SHORT EXERCISE: Every line with the string "color" should be gathered.
____________
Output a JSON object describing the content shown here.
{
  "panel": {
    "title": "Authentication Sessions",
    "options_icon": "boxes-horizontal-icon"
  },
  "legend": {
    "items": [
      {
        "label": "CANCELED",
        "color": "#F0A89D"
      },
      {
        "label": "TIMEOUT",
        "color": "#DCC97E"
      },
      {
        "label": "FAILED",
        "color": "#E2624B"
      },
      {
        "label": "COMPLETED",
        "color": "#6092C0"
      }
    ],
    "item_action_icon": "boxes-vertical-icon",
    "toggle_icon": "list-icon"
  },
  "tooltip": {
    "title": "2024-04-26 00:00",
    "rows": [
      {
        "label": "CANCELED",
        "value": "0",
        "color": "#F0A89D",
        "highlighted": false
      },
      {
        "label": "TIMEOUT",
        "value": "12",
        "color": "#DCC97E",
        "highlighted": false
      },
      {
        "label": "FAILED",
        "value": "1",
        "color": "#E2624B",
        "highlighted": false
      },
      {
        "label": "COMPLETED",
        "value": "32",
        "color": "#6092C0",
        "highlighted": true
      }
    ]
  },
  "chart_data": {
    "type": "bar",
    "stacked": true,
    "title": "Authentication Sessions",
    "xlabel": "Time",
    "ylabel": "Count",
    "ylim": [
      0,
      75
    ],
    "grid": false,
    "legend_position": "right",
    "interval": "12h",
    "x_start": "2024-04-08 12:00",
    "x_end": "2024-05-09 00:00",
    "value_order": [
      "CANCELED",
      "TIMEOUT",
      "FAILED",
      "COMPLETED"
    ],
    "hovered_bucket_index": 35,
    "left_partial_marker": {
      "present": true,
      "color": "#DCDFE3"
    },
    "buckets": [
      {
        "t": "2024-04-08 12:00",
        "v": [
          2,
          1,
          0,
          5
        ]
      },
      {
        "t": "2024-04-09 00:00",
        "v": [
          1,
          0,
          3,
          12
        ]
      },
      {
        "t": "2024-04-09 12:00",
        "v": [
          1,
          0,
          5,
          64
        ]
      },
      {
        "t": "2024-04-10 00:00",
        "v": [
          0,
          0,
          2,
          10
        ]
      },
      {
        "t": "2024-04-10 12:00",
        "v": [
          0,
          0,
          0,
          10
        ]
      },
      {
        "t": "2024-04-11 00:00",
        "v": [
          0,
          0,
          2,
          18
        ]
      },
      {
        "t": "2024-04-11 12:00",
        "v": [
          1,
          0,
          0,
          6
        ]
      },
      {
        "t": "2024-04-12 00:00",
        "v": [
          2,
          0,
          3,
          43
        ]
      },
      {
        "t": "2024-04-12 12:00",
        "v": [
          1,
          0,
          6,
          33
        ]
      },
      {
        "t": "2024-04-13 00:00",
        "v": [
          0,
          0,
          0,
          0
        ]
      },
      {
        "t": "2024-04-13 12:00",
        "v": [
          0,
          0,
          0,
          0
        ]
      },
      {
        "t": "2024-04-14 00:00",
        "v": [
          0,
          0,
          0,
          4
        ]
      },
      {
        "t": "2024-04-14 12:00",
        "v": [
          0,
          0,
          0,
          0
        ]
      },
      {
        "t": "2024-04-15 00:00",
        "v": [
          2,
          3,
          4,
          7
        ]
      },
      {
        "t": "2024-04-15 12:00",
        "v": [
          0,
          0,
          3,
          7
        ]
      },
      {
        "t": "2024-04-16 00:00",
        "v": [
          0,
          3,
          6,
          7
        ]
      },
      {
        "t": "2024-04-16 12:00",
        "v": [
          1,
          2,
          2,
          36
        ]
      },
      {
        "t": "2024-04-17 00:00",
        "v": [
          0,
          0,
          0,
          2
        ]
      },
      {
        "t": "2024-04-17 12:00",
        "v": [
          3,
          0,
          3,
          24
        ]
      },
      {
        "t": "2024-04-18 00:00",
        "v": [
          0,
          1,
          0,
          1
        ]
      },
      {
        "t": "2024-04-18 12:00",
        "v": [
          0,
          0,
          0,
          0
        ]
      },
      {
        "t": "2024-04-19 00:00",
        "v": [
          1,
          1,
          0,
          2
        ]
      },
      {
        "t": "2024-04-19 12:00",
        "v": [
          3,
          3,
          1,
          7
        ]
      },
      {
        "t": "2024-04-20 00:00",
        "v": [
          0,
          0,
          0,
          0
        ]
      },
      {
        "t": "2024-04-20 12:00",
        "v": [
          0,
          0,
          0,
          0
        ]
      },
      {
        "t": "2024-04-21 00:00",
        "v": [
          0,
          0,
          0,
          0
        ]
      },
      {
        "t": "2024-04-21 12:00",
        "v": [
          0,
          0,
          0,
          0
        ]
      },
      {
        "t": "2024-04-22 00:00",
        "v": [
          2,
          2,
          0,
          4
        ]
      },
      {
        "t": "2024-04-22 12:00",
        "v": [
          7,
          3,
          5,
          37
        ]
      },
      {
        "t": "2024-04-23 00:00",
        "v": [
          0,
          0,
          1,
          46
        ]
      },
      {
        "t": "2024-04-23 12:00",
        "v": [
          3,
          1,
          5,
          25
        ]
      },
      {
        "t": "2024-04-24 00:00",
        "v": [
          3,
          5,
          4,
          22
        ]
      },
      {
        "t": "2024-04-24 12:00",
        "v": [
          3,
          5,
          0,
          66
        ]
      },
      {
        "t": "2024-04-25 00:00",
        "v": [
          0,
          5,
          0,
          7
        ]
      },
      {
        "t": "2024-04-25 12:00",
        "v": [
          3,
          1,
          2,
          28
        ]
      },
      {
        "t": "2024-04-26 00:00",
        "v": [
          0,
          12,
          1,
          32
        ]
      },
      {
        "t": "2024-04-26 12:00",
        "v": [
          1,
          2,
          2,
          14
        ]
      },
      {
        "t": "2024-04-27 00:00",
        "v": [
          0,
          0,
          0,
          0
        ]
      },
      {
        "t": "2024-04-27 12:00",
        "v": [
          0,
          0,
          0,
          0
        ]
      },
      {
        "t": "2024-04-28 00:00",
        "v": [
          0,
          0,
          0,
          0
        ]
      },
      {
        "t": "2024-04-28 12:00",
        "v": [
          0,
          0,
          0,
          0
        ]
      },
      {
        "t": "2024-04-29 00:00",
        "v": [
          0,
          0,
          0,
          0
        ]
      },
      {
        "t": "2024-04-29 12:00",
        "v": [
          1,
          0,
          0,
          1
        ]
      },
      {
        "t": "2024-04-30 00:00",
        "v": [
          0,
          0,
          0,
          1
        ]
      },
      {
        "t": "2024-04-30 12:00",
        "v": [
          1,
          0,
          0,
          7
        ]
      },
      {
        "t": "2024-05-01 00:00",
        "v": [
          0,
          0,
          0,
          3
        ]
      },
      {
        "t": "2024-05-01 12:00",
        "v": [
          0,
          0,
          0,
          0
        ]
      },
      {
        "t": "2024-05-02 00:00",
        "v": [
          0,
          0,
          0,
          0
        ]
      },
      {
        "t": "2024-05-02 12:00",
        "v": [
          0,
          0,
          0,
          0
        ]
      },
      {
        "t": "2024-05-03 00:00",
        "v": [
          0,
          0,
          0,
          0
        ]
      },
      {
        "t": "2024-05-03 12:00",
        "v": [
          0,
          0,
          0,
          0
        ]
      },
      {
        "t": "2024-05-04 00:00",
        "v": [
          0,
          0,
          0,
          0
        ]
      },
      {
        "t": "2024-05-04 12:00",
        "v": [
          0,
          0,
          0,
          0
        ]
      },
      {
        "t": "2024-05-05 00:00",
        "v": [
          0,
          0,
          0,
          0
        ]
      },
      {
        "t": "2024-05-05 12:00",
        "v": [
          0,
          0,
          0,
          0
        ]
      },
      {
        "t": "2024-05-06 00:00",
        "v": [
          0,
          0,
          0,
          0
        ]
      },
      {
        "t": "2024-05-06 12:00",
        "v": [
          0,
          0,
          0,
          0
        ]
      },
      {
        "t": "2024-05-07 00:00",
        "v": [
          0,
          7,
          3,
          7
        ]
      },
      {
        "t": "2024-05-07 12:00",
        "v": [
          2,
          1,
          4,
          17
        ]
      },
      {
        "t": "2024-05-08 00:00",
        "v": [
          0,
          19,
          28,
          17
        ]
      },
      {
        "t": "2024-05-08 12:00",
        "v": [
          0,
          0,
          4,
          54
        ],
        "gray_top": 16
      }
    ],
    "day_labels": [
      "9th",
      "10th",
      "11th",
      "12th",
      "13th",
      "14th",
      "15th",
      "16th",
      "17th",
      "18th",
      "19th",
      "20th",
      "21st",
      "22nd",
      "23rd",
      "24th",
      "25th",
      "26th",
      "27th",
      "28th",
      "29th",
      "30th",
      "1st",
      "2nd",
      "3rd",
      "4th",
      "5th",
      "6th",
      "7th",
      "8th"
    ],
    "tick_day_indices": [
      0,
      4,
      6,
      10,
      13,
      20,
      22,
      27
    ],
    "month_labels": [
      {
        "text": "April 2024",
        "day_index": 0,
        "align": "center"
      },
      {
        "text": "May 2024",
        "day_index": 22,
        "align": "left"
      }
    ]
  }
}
____________
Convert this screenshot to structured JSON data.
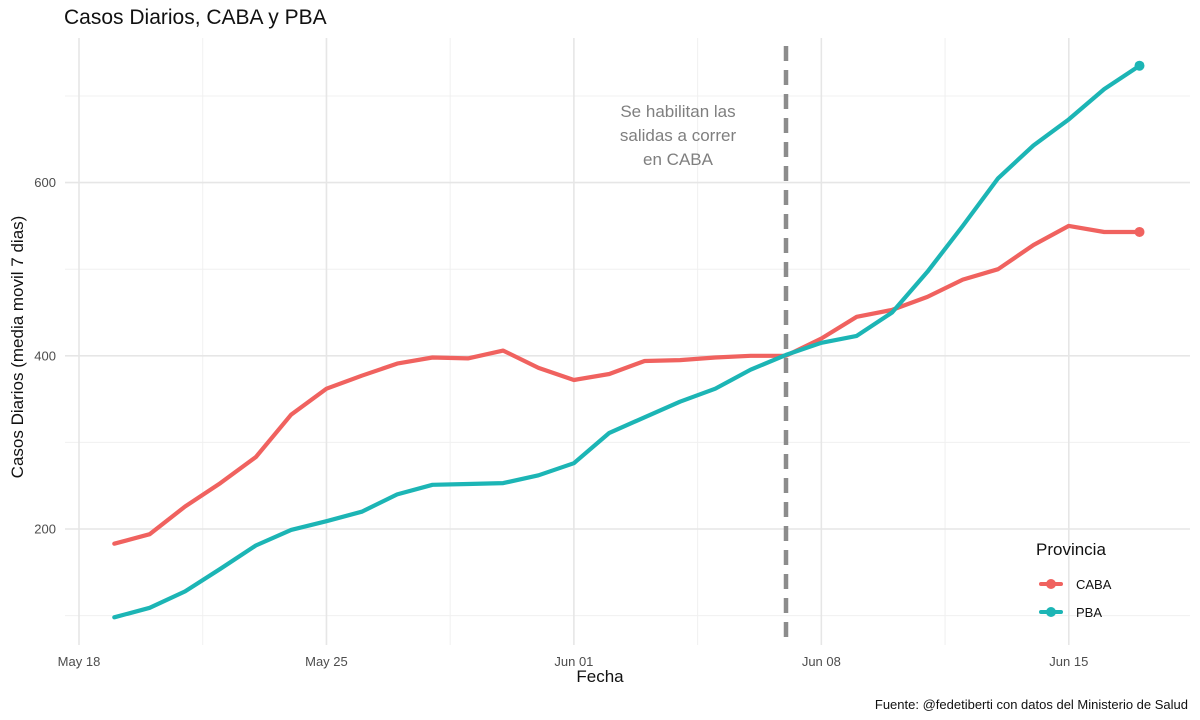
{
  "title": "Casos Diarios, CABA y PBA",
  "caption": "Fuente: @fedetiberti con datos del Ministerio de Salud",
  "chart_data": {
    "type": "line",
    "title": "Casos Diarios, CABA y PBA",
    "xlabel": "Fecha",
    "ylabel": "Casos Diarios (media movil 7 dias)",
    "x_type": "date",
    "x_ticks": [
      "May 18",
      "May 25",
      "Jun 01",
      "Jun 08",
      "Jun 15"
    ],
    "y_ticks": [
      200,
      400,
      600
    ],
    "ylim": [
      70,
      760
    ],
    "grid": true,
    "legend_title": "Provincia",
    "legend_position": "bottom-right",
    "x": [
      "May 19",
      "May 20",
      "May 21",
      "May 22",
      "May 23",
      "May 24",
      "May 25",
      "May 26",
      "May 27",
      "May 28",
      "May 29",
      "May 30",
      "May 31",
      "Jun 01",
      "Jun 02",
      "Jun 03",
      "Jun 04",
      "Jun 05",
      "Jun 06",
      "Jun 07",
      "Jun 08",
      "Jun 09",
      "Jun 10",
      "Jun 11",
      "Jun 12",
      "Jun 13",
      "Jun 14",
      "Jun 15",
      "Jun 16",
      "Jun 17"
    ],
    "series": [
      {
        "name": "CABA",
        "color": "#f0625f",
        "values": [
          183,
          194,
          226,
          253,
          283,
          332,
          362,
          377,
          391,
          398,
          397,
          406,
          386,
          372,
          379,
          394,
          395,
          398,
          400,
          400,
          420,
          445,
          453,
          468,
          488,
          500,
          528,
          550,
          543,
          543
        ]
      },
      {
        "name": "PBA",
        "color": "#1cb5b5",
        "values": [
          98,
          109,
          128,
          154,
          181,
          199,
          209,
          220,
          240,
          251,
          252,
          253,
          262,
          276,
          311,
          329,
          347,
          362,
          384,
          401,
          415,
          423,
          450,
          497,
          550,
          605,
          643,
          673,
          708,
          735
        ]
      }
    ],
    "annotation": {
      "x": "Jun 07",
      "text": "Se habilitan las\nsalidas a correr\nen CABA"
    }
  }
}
____________
SOLVED EXERCISE:
        "color": "#F0A89D"
        "color": "#DCC97E"
        "color": "#E2624B"
        "color": "#6092C0"
        "color": "#F0A89D",
        "color": "#DCC97E",
        "color": "#E2624B",
        "color": "#6092C0",
      "color": "#DCDFE3"
        "color": "#f0625f",
        "color": "#1cb5b5",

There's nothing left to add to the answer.